**Problem requirements**.
Each line of the material must be repeated precisely, with the pictures left out.

**Supplied information**.

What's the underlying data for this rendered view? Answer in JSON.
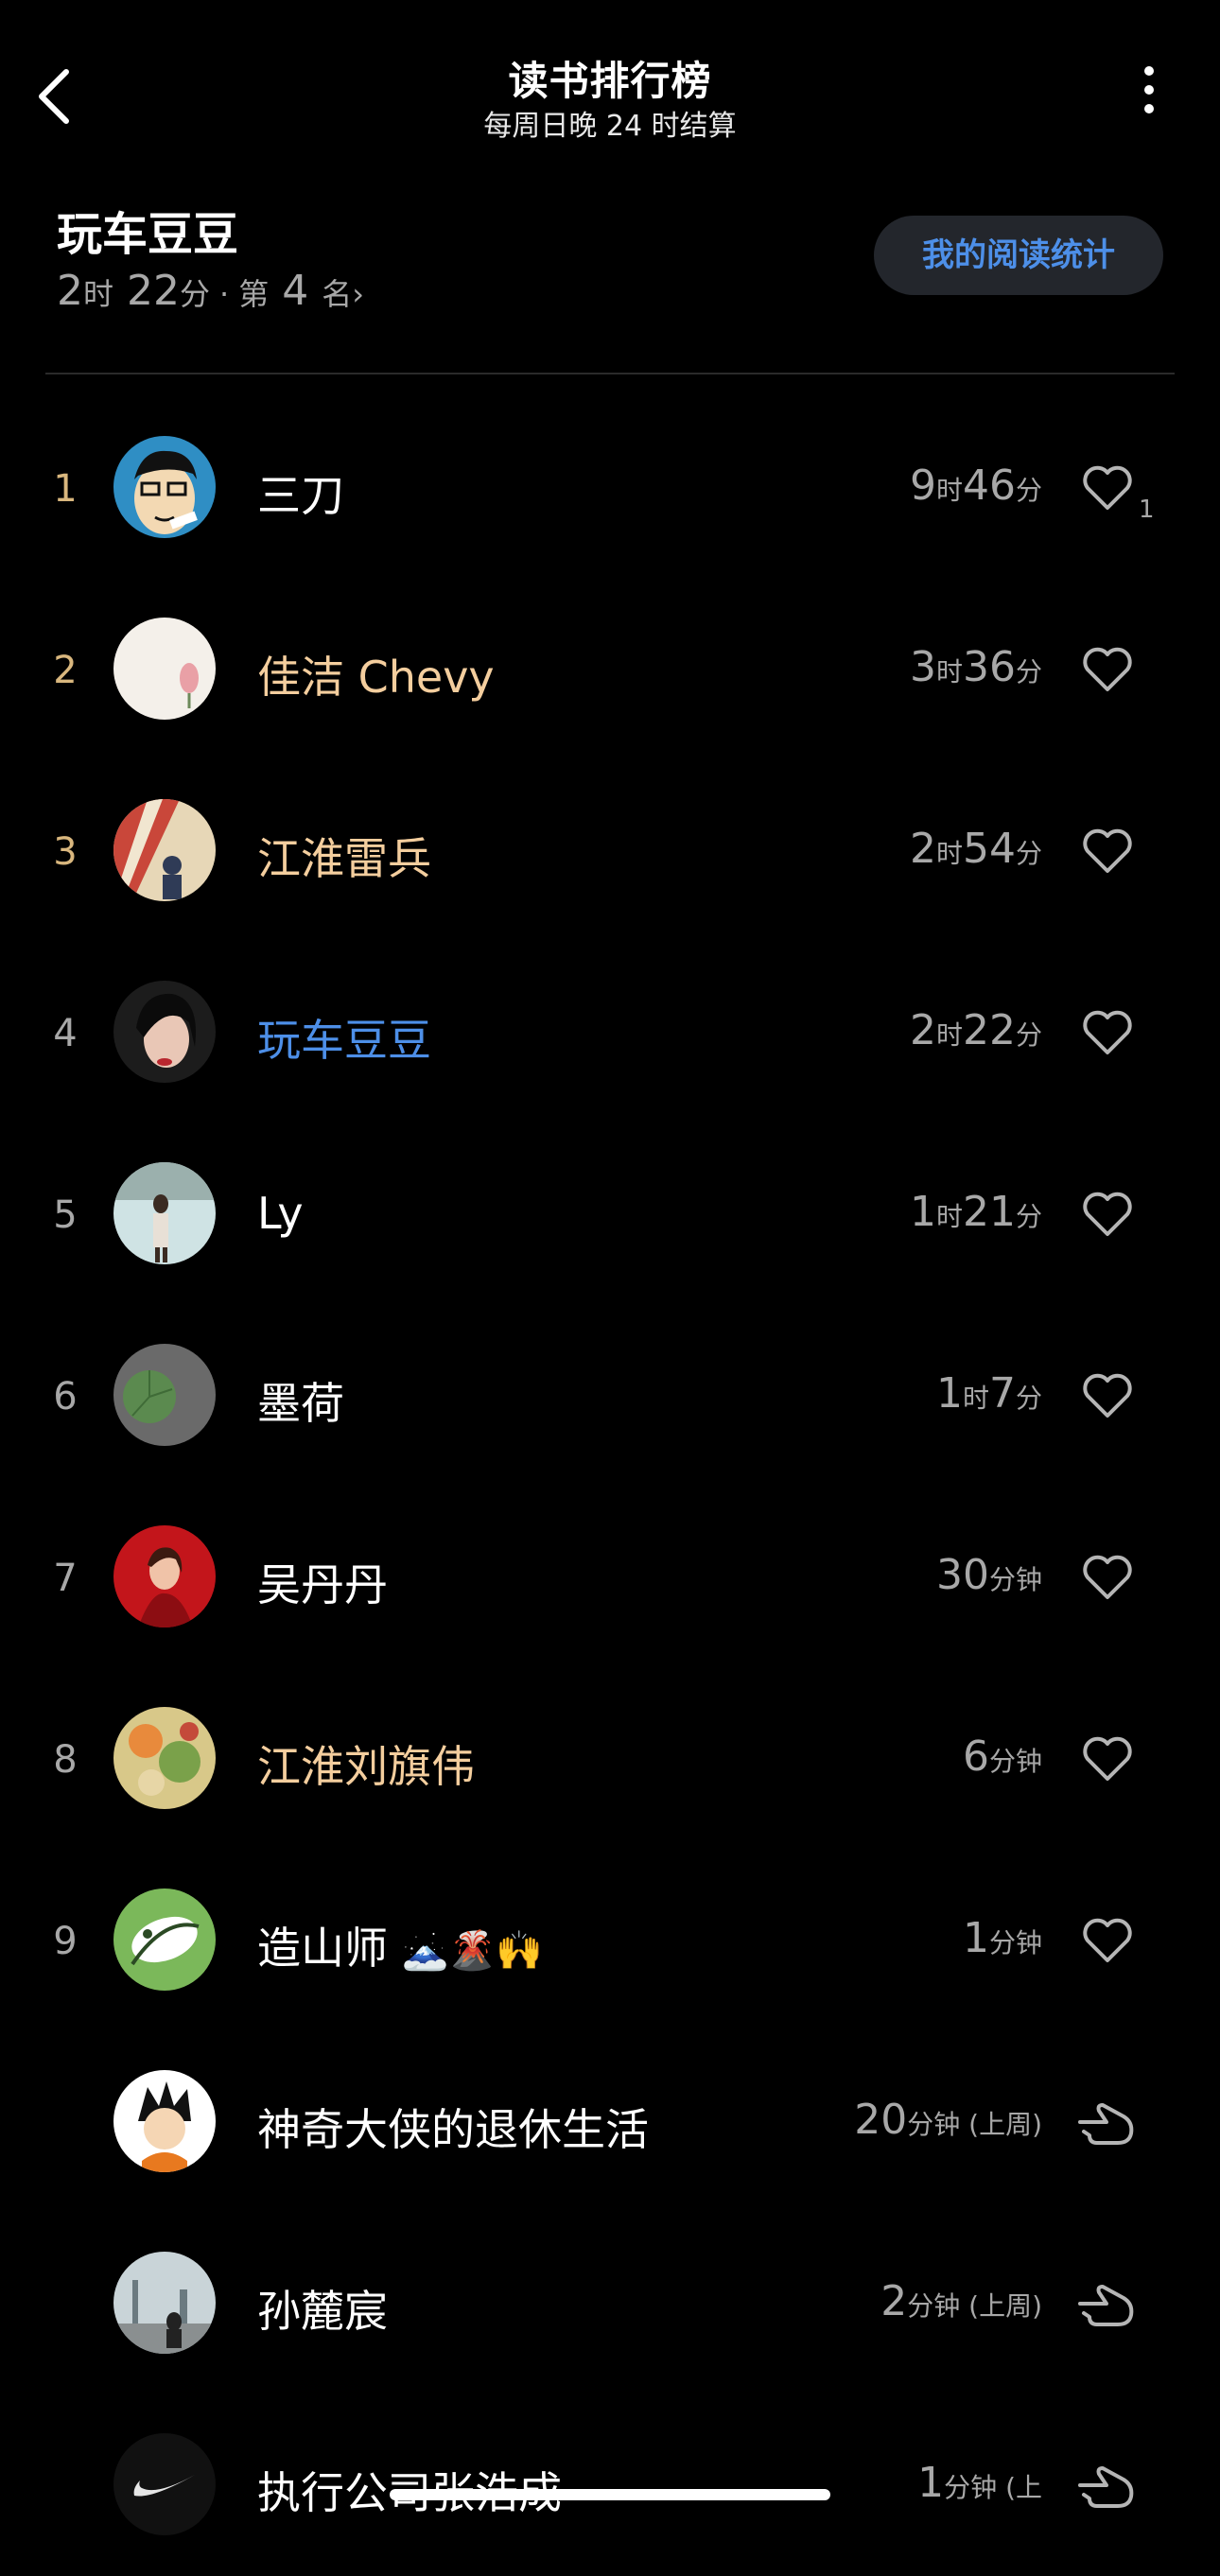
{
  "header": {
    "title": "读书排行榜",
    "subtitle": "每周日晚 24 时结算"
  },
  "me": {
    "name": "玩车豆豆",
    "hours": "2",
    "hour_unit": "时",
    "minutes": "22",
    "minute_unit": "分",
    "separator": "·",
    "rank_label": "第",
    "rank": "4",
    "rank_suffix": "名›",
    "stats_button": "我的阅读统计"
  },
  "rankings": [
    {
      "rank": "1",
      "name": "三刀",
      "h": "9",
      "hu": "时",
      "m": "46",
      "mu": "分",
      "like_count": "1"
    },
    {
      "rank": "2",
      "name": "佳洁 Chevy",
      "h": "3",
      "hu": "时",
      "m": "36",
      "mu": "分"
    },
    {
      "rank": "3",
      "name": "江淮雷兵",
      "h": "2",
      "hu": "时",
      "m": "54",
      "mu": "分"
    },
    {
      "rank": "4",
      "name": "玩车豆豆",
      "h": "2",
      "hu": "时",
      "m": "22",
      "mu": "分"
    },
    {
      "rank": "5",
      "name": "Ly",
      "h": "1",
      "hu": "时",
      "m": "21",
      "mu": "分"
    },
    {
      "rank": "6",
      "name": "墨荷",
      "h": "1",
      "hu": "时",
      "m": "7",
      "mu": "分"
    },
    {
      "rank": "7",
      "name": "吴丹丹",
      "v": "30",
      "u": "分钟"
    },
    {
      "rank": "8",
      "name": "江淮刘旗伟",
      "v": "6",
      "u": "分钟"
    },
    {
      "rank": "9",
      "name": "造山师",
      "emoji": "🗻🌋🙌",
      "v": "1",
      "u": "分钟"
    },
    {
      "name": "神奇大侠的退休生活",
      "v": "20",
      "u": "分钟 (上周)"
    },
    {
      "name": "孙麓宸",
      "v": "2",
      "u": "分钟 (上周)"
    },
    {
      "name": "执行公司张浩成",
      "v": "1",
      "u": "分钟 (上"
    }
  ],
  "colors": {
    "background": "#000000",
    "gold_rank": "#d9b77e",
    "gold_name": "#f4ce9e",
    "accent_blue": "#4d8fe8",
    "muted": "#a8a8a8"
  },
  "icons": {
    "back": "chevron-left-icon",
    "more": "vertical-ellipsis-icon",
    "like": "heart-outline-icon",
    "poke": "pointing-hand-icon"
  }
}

**Exercise answer**.
What's the underlying data for this rendered view? Answer in JSON.
{
  "header": {
    "title": "读书排行榜",
    "subtitle": "每周日晚 24 时结算"
  },
  "me": {
    "name": "玩车豆豆",
    "hours": "2",
    "hour_unit": "时",
    "minutes": "22",
    "minute_unit": "分",
    "separator": "·",
    "rank_label": "第",
    "rank": "4",
    "rank_suffix": "名›",
    "stats_button": "我的阅读统计"
  },
  "rankings": [
    {
      "rank": "1",
      "name": "三刀",
      "h": "9",
      "hu": "时",
      "m": "46",
      "mu": "分",
      "like_count": "1"
    },
    {
      "rank": "2",
      "name": "佳洁 Chevy",
      "h": "3",
      "hu": "时",
      "m": "36",
      "mu": "分"
    },
    {
      "rank": "3",
      "name": "江淮雷兵",
      "h": "2",
      "hu": "时",
      "m": "54",
      "mu": "分"
    },
    {
      "rank": "4",
      "name": "玩车豆豆",
      "h": "2",
      "hu": "时",
      "m": "22",
      "mu": "分"
    },
    {
      "rank": "5",
      "name": "Ly",
      "h": "1",
      "hu": "时",
      "m": "21",
      "mu": "分"
    },
    {
      "rank": "6",
      "name": "墨荷",
      "h": "1",
      "hu": "时",
      "m": "7",
      "mu": "分"
    },
    {
      "rank": "7",
      "name": "吴丹丹",
      "v": "30",
      "u": "分钟"
    },
    {
      "rank": "8",
      "name": "江淮刘旗伟",
      "v": "6",
      "u": "分钟"
    },
    {
      "rank": "9",
      "name": "造山师",
      "emoji": "🗻🌋🙌",
      "v": "1",
      "u": "分钟"
    },
    {
      "name": "神奇大侠的退休生活",
      "v": "20",
      "u": "分钟 (上周)"
    },
    {
      "name": "孙麓宸",
      "v": "2",
      "u": "分钟 (上周)"
    },
    {
      "name": "执行公司张浩成",
      "v": "1",
      "u": "分钟 (上"
    }
  ],
  "colors": {
    "background": "#000000",
    "gold_rank": "#d9b77e",
    "gold_name": "#f4ce9e",
    "accent_blue": "#4d8fe8",
    "muted": "#a8a8a8"
  },
  "icons": {
    "back": "chevron-left-icon",
    "more": "vertical-ellipsis-icon",
    "like": "heart-outline-icon",
    "poke": "pointing-hand-icon"
  }
}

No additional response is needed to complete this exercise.